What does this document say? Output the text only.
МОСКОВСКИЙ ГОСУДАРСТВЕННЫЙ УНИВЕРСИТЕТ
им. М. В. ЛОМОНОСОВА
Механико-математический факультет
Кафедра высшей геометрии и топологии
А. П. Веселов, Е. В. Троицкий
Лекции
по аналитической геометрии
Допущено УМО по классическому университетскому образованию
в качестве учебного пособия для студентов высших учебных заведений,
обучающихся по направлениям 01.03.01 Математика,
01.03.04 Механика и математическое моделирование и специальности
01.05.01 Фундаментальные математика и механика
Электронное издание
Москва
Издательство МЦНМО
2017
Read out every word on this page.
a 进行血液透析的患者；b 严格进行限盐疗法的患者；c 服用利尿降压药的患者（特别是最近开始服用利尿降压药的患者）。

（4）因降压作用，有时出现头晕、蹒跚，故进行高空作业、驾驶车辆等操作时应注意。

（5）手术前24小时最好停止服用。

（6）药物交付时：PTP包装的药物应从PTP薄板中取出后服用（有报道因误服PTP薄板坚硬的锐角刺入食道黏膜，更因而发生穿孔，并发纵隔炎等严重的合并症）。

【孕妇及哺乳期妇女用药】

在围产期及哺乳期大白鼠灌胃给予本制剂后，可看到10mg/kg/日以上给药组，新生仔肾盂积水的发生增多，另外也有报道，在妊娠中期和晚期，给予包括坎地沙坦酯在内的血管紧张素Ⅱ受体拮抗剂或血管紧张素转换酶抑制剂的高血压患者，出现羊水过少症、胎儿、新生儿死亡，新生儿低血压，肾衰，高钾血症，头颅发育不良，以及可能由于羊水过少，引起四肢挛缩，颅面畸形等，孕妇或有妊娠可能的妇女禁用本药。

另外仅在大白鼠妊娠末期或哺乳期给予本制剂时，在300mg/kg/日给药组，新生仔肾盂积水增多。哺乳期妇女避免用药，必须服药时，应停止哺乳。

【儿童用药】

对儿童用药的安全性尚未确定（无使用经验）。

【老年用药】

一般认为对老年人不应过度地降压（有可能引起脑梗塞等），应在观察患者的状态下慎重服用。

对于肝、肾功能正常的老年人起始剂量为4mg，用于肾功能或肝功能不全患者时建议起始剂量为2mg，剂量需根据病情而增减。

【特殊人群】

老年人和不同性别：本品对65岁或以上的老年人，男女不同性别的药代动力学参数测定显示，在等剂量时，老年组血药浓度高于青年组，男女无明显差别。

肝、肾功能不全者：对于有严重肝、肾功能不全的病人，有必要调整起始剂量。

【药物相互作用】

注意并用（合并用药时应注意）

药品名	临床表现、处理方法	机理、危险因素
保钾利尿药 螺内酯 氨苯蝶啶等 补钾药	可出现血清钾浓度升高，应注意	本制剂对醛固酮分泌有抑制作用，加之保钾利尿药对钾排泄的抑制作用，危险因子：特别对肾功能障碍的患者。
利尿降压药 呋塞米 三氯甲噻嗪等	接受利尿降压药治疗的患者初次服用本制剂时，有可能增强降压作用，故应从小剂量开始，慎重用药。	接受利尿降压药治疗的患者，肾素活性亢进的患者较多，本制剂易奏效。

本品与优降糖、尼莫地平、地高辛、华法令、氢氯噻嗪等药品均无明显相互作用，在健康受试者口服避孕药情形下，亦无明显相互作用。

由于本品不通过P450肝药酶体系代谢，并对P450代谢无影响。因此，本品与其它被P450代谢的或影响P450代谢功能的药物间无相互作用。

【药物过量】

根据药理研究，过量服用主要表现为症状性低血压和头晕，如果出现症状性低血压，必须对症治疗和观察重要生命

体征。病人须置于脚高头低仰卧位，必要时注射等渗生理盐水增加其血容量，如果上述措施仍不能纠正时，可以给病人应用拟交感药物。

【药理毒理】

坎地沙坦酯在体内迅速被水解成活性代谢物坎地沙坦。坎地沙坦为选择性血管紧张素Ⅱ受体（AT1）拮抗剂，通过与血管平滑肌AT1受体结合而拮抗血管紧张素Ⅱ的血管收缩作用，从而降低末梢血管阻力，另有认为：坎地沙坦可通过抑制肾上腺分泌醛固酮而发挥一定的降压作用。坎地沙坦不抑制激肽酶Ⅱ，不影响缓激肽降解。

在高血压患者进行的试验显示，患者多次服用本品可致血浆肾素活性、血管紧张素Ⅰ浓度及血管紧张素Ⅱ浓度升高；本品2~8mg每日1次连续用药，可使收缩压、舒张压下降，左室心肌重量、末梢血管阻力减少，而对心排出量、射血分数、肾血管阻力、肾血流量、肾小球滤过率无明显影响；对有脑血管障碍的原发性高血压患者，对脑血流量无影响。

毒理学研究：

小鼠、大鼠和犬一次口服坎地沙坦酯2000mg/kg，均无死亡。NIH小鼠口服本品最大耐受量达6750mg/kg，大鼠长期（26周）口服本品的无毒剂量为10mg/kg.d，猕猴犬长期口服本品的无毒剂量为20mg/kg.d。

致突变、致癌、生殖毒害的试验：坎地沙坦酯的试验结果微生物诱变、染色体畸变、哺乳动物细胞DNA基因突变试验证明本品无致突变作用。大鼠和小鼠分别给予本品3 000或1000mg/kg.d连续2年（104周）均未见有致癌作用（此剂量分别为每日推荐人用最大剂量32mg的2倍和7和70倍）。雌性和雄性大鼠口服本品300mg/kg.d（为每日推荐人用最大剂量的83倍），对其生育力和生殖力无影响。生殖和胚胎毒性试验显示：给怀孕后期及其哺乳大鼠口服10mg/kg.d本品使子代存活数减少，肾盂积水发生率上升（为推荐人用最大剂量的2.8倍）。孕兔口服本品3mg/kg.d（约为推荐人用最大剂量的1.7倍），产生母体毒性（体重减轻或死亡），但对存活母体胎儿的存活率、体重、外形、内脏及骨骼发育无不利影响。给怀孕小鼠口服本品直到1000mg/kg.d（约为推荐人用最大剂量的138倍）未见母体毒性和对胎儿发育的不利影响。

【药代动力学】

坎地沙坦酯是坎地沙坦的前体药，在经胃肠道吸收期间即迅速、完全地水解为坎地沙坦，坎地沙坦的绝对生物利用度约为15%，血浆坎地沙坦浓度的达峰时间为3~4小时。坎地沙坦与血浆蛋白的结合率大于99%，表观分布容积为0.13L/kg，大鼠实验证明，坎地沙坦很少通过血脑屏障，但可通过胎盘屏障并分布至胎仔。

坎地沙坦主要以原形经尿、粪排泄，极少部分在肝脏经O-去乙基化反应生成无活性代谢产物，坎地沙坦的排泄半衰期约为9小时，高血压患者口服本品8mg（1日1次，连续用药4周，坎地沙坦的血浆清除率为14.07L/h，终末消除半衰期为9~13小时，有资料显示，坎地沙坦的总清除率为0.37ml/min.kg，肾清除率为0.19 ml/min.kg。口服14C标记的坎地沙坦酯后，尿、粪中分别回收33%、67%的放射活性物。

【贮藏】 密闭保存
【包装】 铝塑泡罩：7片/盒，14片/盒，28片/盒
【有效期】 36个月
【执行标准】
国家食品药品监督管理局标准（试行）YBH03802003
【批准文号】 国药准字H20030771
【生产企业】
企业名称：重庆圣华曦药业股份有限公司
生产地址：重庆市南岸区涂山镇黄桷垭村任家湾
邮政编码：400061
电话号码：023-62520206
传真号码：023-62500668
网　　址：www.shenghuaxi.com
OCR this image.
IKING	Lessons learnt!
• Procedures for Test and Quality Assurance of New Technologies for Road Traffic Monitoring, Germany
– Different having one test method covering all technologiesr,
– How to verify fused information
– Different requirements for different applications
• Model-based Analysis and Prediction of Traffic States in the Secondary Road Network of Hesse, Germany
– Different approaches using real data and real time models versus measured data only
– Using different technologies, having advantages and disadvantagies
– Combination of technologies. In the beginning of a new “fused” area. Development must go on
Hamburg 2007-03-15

══════

Set problem — Restate the data above word for word, please.

Correct response —
What does this document say? Output the text only.
МОСКОВСКИЙ ГОСУДАРСТВЕННЫЙ УНИВЕРСИТЕТ
им. М. В. ЛОМОНОСОВА
Механико-математический факультет
Кафедра высшей геометрии и топологии
А. П. Веселов, Е. В. Троицкий
Лекции
по аналитической геометрии
Допущено УМО по классическому университетскому образованию
в качестве учебного пособия для студентов высших учебных заведений,
обучающихся по направлениям 01.03.01 Математика,
01.03.04 Механика и математическое моделирование и специальности
01.05.01 Фундаментальные математика и механика
Электронное издание
Москва
Издательство МЦНМО
2017
Read out every word on this page.
a 进行血液透析的患者；b 严格进行限盐疗法的患者；c 服用利尿降压药的患者（特别是最近开始服用利尿降压药的患者）。

（4）因降压作用，有时出现头晕、蹒跚，故进行高空作业、驾驶车辆等操作时应注意。

（5）手术前24小时最好停止服用。

（6）药物交付时：PTP包装的药物应从PTP薄板中取出后服用（有报道因误服PTP薄板坚硬的锐角刺入食道黏膜，更因而发生穿孔，并发纵隔炎等严重的合并症）。

【孕妇及哺乳期妇女用药】

在围产期及哺乳期大白鼠灌胃给予本制剂后，可看到10mg/kg/日以上给药组，新生仔肾盂积水的发生增多，另外也有报道，在妊娠中期和晚期，给予包括坎地沙坦酯在内的血管紧张素Ⅱ受体拮抗剂或血管紧张素转换酶抑制剂的高血压患者，出现羊水过少症、胎儿、新生儿死亡，新生儿低血压，肾衰，高钾血症，头颅发育不良，以及可能由于羊水过少，引起四肢挛缩，颅面畸形等，孕妇或有妊娠可能的妇女禁用本药。

另外仅在大白鼠妊娠末期或哺乳期给予本制剂时，在300mg/kg/日给药组，新生仔肾盂积水增多。哺乳期妇女避免用药，必须服药时，应停止哺乳。

【儿童用药】

对儿童用药的安全性尚未确定（无使用经验）。

【老年用药】

一般认为对老年人不应过度地降压（有可能引起脑梗塞等），应在观察患者的状态下慎重服用。

对于肝、肾功能正常的老年人起始剂量为4mg，用于肾功能或肝功能不全患者时建议起始剂量为2mg，剂量需根据病情而增减。

【特殊人群】

老年人和不同性别：本品对65岁或以上的老年人，男女不同性别的药代动力学参数测定显示，在等剂量时，老年组血药浓度高于青年组，男女无明显差别。

肝、肾功能不全者：对于有严重肝、肾功能不全的病人，有必要调整起始剂量。

【药物相互作用】

注意并用（合并用药时应注意）

药品名	临床表现、处理方法	机理、危险因素
保钾利尿药 螺内酯 氨苯蝶啶等 补钾药	可出现血清钾浓度升高，应注意	本制剂对醛固酮分泌有抑制作用，加之保钾利尿药对钾排泄的抑制作用，危险因子：特别对肾功能障碍的患者。
利尿降压药 呋塞米 三氯甲噻嗪等	接受利尿降压药治疗的患者初次服用本制剂时，有可能增强降压作用，故应从小剂量开始，慎重用药。	接受利尿降压药治疗的患者，肾素活性亢进的患者较多，本制剂易奏效。

本品与优降糖、尼莫地平、地高辛、华法令、氢氯噻嗪等药品均无明显相互作用，在健康受试者口服避孕药情形下，亦无明显相互作用。

由于本品不通过P450肝药酶体系代谢，并对P450代谢无影响。因此，本品与其它被P450代谢的或影响P450代谢功能的药物间无相互作用。

【药物过量】

根据药理研究，过量服用主要表现为症状性低血压和头晕，如果出现症状性低血压，必须对症治疗和观察重要生命

体征。病人须置于脚高头低仰卧位，必要时注射等渗生理盐水增加其血容量，如果上述措施仍不能纠正时，可以给病人应用拟交感药物。

【药理毒理】

坎地沙坦酯在体内迅速被水解成活性代谢物坎地沙坦。坎地沙坦为选择性血管紧张素Ⅱ受体（AT1）拮抗剂，通过与血管平滑肌AT1受体结合而拮抗血管紧张素Ⅱ的血管收缩作用，从而降低末梢血管阻力，另有认为：坎地沙坦可通过抑制肾上腺分泌醛固酮而发挥一定的降压作用。坎地沙坦不抑制激肽酶Ⅱ，不影响缓激肽降解。

在高血压患者进行的试验显示，患者多次服用本品可致血浆肾素活性、血管紧张素Ⅰ浓度及血管紧张素Ⅱ浓度升高；本品2~8mg每日1次连续用药，可使收缩压、舒张压下降，左室心肌重量、末梢血管阻力减少，而对心排出量、射血分数、肾血管阻力、肾血流量、肾小球滤过率无明显影响；对有脑血管障碍的原发性高血压患者，对脑血流量无影响。

毒理学研究：

小鼠、大鼠和犬一次口服坎地沙坦酯2000mg/kg，均无死亡。NIH小鼠口服本品最大耐受量达6750mg/kg，大鼠长期（26周）口服本品的无毒剂量为10mg/kg.d，猕猴犬长期口服本品的无毒剂量为20mg/kg.d。

致突变、致癌、生殖毒害的试验：坎地沙坦酯的试验结果微生物诱变、染色体畸变、哺乳动物细胞DNA基因突变试验证明本品无致突变作用。大鼠和小鼠分别给予本品3 000或1000mg/kg.d连续2年（104周）均未见有致癌作用（此剂量分别为每日推荐人用最大剂量32mg的2倍和7和70倍）。雌性和雄性大鼠口服本品300mg/kg.d（为每日推荐人用最大剂量的83倍），对其生育力和生殖力无影响。生殖和胚胎毒性试验显示：给怀孕后期及其哺乳大鼠口服10mg/kg.d本品使子代存活数减少，肾盂积水发生率上升（为推荐人用最大剂量的2.8倍）。孕兔口服本品3mg/kg.d（约为推荐人用最大剂量的1.7倍），产生母体毒性（体重减轻或死亡），但对存活母体胎儿的存活率、体重、外形、内脏及骨骼发育无不利影响。给怀孕小鼠口服本品直到1000mg/kg.d（约为推荐人用最大剂量的138倍）未见母体毒性和对胎儿发育的不利影响。

【药代动力学】

坎地沙坦酯是坎地沙坦的前体药，在经胃肠道吸收期间即迅速、完全地水解为坎地沙坦，坎地沙坦的绝对生物利用度约为15%，血浆坎地沙坦浓度的达峰时间为3~4小时。坎地沙坦与血浆蛋白的结合率大于99%，表观分布容积为0.13L/kg，大鼠实验证明，坎地沙坦很少通过血脑屏障，但可通过胎盘屏障并分布至胎仔。

坎地沙坦主要以原形经尿、粪排泄，极少部分在肝脏经O-去乙基化反应生成无活性代谢产物，坎地沙坦的排泄半衰期约为9小时，高血压患者口服本品8mg（1日1次，连续用药4周，坎地沙坦的血浆清除率为14.07L/h，终末消除半衰期为9~13小时，有资料显示，坎地沙坦的总清除率为0.37ml/min.kg，肾清除率为0.19 ml/min.kg。口服14C标记的坎地沙坦酯后，尿、粪中分别回收33%、67%的放射活性物。

【贮藏】 密闭保存
【包装】 铝塑泡罩：7片/盒，14片/盒，28片/盒
【有效期】 36个月
【执行标准】
国家食品药品监督管理局标准（试行）YBH03802003
【批准文号】 国药准字H20030771
【生产企业】
企业名称：重庆圣华曦药业股份有限公司
生产地址：重庆市南岸区涂山镇黄桷垭村任家湾
邮政编码：400061
电话号码：023-62520206
传真号码：023-62500668
网　　址：www.shenghuaxi.com
OCR this image.
IKING	Lessons learnt!
• Procedures for Test and Quality Assurance of New Technologies for Road Traffic Monitoring, Germany
– Different having one test method covering all technologiesr,
– How to verify fused information
– Different requirements for different applications
• Model-based Analysis and Prediction of Traffic States in the Secondary Road Network of Hesse, Germany
– Different approaches using real data and real time models versus measured data only
– Using different technologies, having advantages and disadvantagies
– Combination of technologies. In the beginning of a new “fused” area. Development must go on
Hamburg 2007-03-15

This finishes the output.